● **BRIEF**
Keep the pictures out of the copy and repeat the records exactly.

● **RECORDS SUPPLIED**

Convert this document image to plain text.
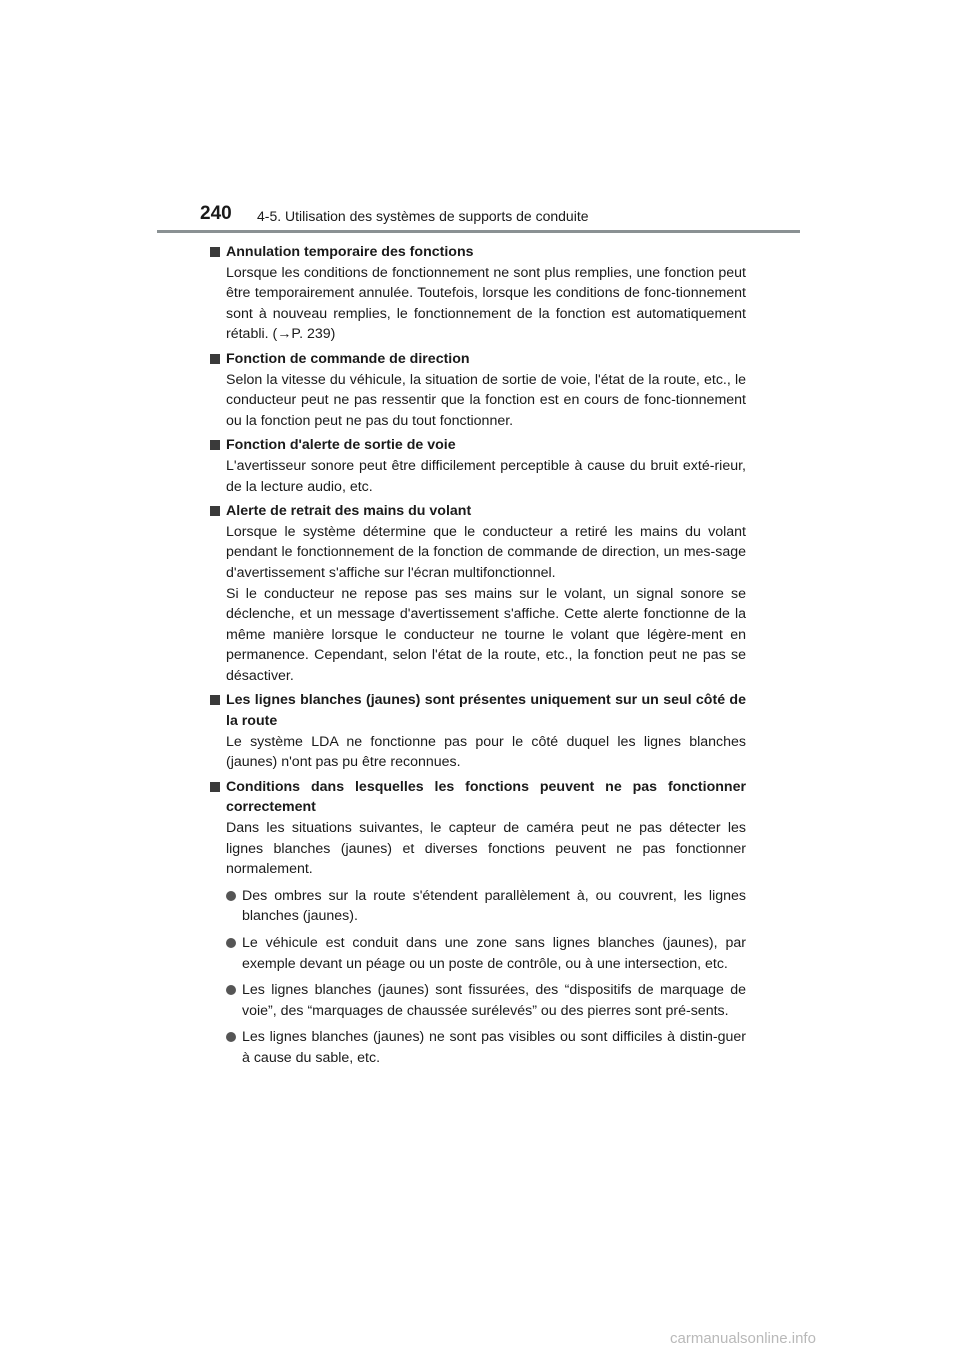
240	4-5. Utilisation des systèmes de supports de conduite
Annulation temporaire des fonctions
Lorsque les conditions de fonctionnement ne sont plus remplies, une fonction peut être temporairement annulée. Toutefois, lorsque les conditions de fonc-tionnement sont à nouveau remplies, le fonctionnement de la fonction est automatiquement rétabli. (→P. 239)
Fonction de commande de direction
Selon la vitesse du véhicule, la situation de sortie de voie, l'état de la route, etc., le conducteur peut ne pas ressentir que la fonction est en cours de fonc-tionnement ou la fonction peut ne pas du tout fonctionner.
Fonction d'alerte de sortie de voie
L'avertisseur sonore peut être difficilement perceptible à cause du bruit exté-rieur, de la lecture audio, etc.
Alerte de retrait des mains du volant
Lorsque le système détermine que le conducteur a retiré les mains du volant pendant le fonctionnement de la fonction de commande de direction, un mes-sage d'avertissement s'affiche sur l'écran multifonctionnel.
Si le conducteur ne repose pas ses mains sur le volant, un signal sonore se déclenche, et un message d'avertissement s'affiche. Cette alerte fonctionne de la même manière lorsque le conducteur ne tourne le volant que légère-ment en permanence. Cependant, selon l'état de la route, etc., la fonction peut ne pas se désactiver.
Les lignes blanches (jaunes) sont présentes uniquement sur un seul côté de la route
Le système LDA ne fonctionne pas pour le côté duquel les lignes blanches (jaunes) n'ont pas pu être reconnues.
Conditions dans lesquelles les fonctions peuvent ne pas fonctionner correctement
Dans les situations suivantes, le capteur de caméra peut ne pas détecter les lignes blanches (jaunes) et diverses fonctions peuvent ne pas fonctionner normalement.
Des ombres sur la route s'étendent parallèlement à, ou couvrent, les lignes blanches (jaunes).
Le véhicule est conduit dans une zone sans lignes blanches (jaunes), par exemple devant un péage ou un poste de contrôle, ou à une intersection, etc.
Les lignes blanches (jaunes) sont fissurées, des “dispositifs de marquage de voie”, des “marquages de chaussée surélevés” ou des pierres sont pré-sents.
Les lignes blanches (jaunes) ne sont pas visibles ou sont difficiles à distin-guer à cause du sable, etc.
carmanualsonline.info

● **SOLUTION BELOW**
Convert this document image to plain text.
240	4-5. Utilisation des systèmes de supports de conduite
Annulation temporaire des fonctions
Lorsque les conditions de fonctionnement ne sont plus remplies, une fonction peut être temporairement annulée. Toutefois, lorsque les conditions de fonc-tionnement sont à nouveau remplies, le fonctionnement de la fonction est automatiquement rétabli. (→P. 239)
Fonction de commande de direction
Selon la vitesse du véhicule, la situation de sortie de voie, l'état de la route, etc., le conducteur peut ne pas ressentir que la fonction est en cours de fonc-tionnement ou la fonction peut ne pas du tout fonctionner.
Fonction d'alerte de sortie de voie
L'avertisseur sonore peut être difficilement perceptible à cause du bruit exté-rieur, de la lecture audio, etc.
Alerte de retrait des mains du volant
Lorsque le système détermine que le conducteur a retiré les mains du volant pendant le fonctionnement de la fonction de commande de direction, un mes-sage d'avertissement s'affiche sur l'écran multifonctionnel.
Si le conducteur ne repose pas ses mains sur le volant, un signal sonore se déclenche, et un message d'avertissement s'affiche. Cette alerte fonctionne de la même manière lorsque le conducteur ne tourne le volant que légère-ment en permanence. Cependant, selon l'état de la route, etc., la fonction peut ne pas se désactiver.
Les lignes blanches (jaunes) sont présentes uniquement sur un seul côté de la route
Le système LDA ne fonctionne pas pour le côté duquel les lignes blanches (jaunes) n'ont pas pu être reconnues.
Conditions dans lesquelles les fonctions peuvent ne pas fonctionner correctement
Dans les situations suivantes, le capteur de caméra peut ne pas détecter les lignes blanches (jaunes) et diverses fonctions peuvent ne pas fonctionner normalement.
Des ombres sur la route s'étendent parallèlement à, ou couvrent, les lignes blanches (jaunes).
Le véhicule est conduit dans une zone sans lignes blanches (jaunes), par exemple devant un péage ou un poste de contrôle, ou à une intersection, etc.
Les lignes blanches (jaunes) sont fissurées, des “dispositifs de marquage de voie”, des “marquages de chaussée surélevés” ou des pierres sont pré-sents.
Les lignes blanches (jaunes) ne sont pas visibles ou sont difficiles à distin-guer à cause du sable, etc.
carmanualsonline.info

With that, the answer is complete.